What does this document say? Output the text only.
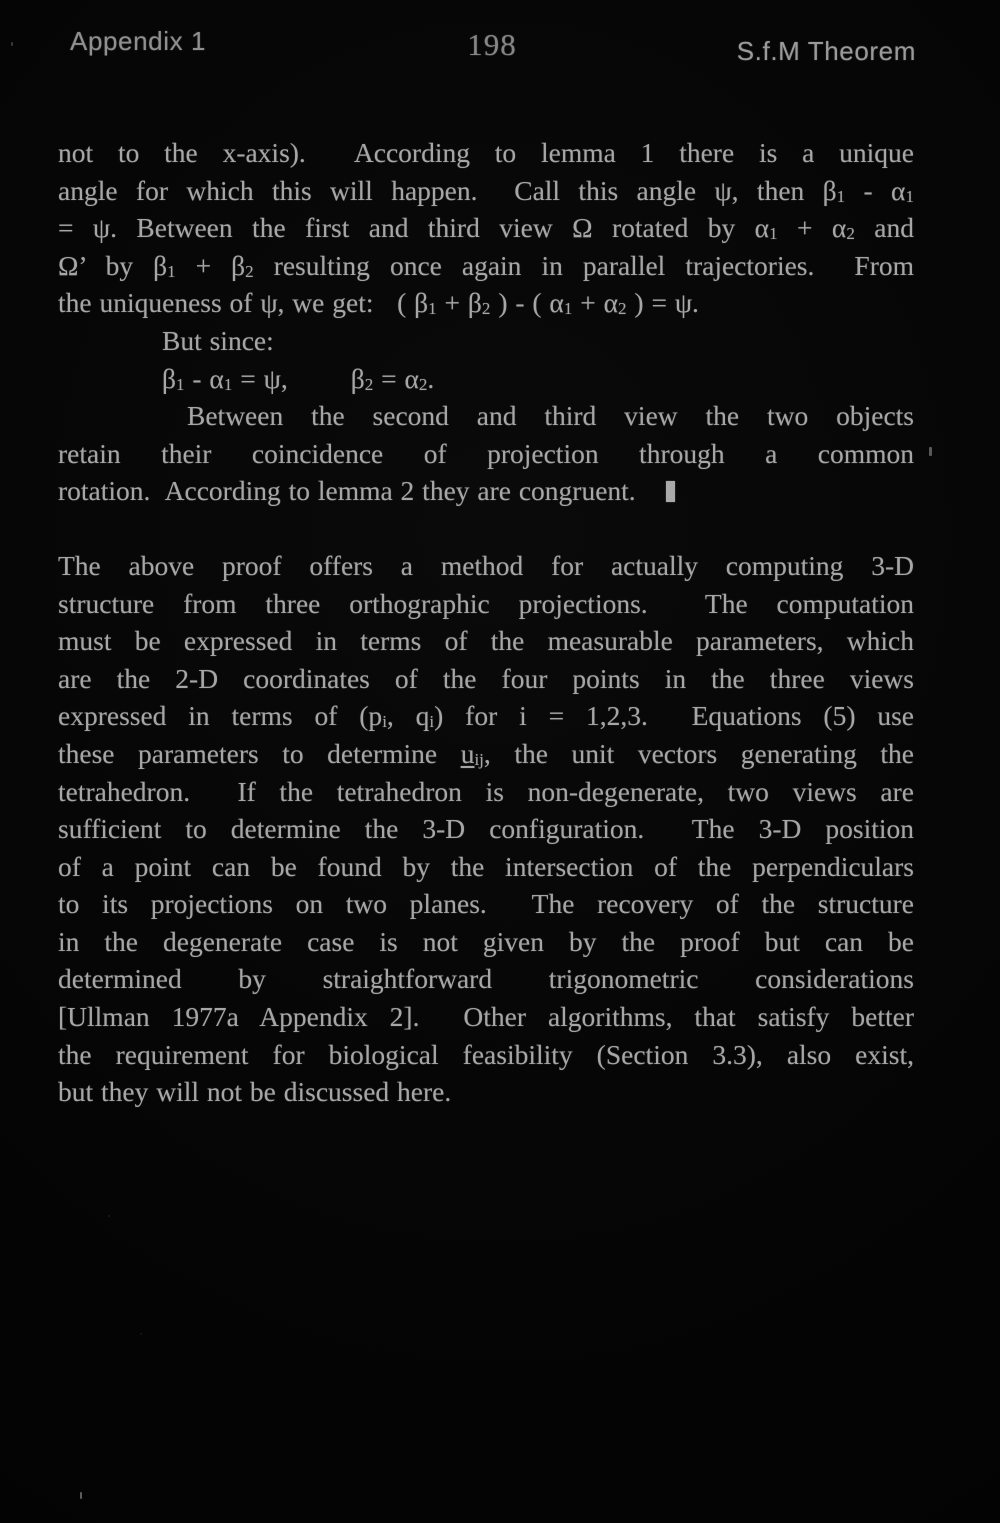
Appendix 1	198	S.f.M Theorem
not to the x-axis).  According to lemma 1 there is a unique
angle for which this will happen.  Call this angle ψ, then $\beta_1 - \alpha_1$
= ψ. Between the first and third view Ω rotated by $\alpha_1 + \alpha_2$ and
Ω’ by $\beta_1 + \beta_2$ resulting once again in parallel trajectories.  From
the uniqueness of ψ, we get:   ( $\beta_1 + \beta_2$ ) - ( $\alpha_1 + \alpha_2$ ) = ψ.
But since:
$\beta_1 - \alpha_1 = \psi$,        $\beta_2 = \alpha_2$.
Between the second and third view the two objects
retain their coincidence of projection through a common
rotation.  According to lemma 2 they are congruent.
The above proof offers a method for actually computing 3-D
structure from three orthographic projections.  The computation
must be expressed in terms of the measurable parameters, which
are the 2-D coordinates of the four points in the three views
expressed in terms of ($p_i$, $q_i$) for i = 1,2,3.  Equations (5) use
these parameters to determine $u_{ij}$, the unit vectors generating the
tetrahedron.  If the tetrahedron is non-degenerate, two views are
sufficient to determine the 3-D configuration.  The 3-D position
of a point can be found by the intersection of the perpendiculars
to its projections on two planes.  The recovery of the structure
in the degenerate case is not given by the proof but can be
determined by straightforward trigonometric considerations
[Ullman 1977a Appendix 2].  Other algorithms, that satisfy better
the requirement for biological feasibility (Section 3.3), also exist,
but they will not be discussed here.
---
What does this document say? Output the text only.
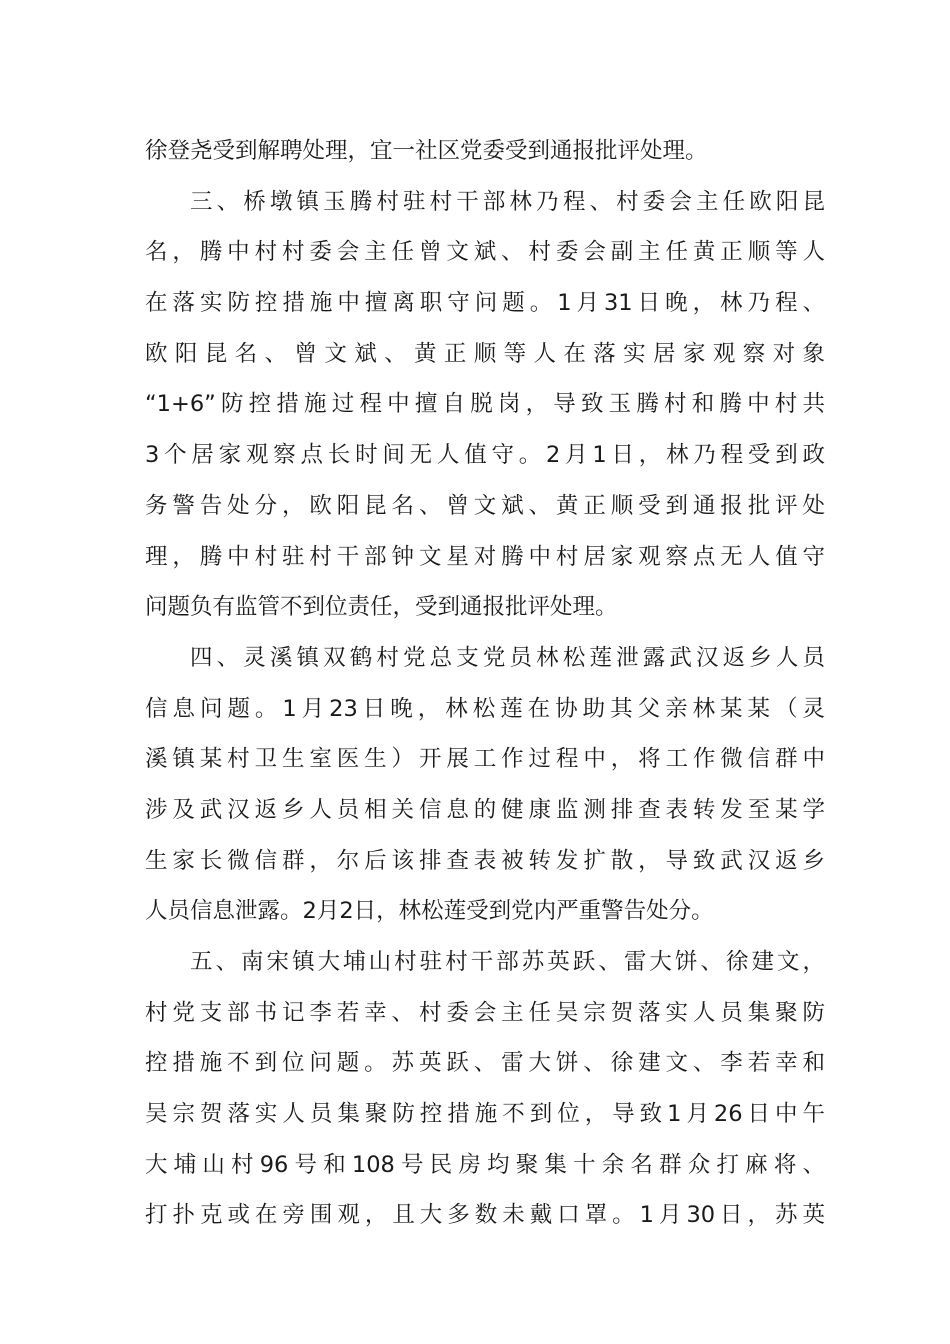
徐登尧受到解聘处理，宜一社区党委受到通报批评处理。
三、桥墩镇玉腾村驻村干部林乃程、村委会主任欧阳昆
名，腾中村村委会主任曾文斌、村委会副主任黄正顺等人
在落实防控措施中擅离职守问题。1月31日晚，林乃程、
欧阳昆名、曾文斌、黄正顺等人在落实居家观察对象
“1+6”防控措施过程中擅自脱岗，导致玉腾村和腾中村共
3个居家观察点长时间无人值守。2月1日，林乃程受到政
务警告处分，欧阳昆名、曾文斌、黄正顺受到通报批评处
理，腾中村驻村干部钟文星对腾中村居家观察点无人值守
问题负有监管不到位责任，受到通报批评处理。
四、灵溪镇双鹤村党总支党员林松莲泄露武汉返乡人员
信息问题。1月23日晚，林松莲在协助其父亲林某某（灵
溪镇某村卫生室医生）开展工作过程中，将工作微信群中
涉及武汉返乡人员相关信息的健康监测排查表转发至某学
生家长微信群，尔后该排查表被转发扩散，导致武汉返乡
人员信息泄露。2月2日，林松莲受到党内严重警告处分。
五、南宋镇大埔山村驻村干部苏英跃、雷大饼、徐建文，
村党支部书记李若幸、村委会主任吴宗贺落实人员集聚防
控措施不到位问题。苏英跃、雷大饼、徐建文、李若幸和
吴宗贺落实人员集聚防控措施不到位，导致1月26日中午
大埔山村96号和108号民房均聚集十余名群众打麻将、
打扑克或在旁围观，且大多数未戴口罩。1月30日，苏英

_Requirements_
In the entries above, locate every line with the word "expressed" and copy it.

_Solution for this task_
must be expressed in terms of the measurable parameters, which
expressed in terms of ($p_i$, $q_i$) for i = 1,2,3.  Equations (5) use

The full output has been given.